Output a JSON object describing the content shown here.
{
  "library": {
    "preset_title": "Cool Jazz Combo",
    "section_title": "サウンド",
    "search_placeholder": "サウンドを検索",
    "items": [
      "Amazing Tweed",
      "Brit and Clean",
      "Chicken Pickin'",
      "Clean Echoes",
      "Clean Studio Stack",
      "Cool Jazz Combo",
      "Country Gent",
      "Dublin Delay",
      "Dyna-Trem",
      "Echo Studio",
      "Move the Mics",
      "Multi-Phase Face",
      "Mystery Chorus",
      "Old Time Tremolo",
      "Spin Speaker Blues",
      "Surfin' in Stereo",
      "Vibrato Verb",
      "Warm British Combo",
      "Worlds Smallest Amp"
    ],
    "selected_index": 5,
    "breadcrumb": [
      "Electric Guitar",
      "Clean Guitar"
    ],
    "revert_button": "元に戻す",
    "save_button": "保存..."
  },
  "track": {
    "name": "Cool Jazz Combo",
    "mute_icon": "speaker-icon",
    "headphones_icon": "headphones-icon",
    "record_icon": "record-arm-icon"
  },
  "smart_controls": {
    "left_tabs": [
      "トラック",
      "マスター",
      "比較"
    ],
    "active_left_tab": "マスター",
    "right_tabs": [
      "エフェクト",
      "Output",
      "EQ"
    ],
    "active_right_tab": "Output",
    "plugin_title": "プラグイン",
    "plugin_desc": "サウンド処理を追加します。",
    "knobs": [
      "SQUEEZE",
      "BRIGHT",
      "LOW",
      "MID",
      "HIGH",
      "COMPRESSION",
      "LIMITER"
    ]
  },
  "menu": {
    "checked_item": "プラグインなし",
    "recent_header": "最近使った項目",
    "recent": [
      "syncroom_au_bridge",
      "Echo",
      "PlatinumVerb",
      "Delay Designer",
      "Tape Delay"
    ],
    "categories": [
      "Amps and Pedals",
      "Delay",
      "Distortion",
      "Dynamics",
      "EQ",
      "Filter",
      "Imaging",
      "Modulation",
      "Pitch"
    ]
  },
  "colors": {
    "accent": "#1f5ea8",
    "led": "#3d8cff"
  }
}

--*--

• _Goal_
Extract the full listing and reproduce each line exactly.

• _Written answer_
Output a JSON object describing the content shown here.
{
  "library": {
    "preset_title": "Cool Jazz Combo",
    "section_title": "サウンド",
    "search_placeholder": "サウンドを検索",
    "items": [
      "Amazing Tweed",
      "Brit and Clean",
      "Chicken Pickin'",
      "Clean Echoes",
      "Clean Studio Stack",
      "Cool Jazz Combo",
      "Country Gent",
      "Dublin Delay",
      "Dyna-Trem",
      "Echo Studio",
      "Move the Mics",
      "Multi-Phase Face",
      "Mystery Chorus",
      "Old Time Tremolo",
      "Spin Speaker Blues",
      "Surfin' in Stereo",
      "Vibrato Verb",
      "Warm British Combo",
      "Worlds Smallest Amp"
    ],
    "selected_index": 5,
    "breadcrumb": [
      "Electric Guitar",
      "Clean Guitar"
    ],
    "revert_button": "元に戻す",
    "save_button": "保存..."
  },
  "track": {
    "name": "Cool Jazz Combo",
    "mute_icon": "speaker-icon",
    "headphones_icon": "headphones-icon",
    "record_icon": "record-arm-icon"
  },
  "smart_controls": {
    "left_tabs": [
      "トラック",
      "マスター",
      "比較"
    ],
    "active_left_tab": "マスター",
    "right_tabs": [
      "エフェクト",
      "Output",
      "EQ"
    ],
    "active_right_tab": "Output",
    "plugin_title": "プラグイン",
    "plugin_desc": "サウンド処理を追加します。",
    "knobs": [
      "SQUEEZE",
      "BRIGHT",
      "LOW",
      "MID",
      "HIGH",
      "COMPRESSION",
      "LIMITER"
    ]
  },
  "menu": {
    "checked_item": "プラグインなし",
    "recent_header": "最近使った項目",
    "recent": [
      "syncroom_au_bridge",
      "Echo",
      "PlatinumVerb",
      "Delay Designer",
      "Tape Delay"
    ],
    "categories": [
      "Amps and Pedals",
      "Delay",
      "Distortion",
      "Dynamics",
      "EQ",
      "Filter",
      "Imaging",
      "Modulation",
      "Pitch"
    ]
  },
  "colors": {
    "accent": "#1f5ea8",
    "led": "#3d8cff"
  }
}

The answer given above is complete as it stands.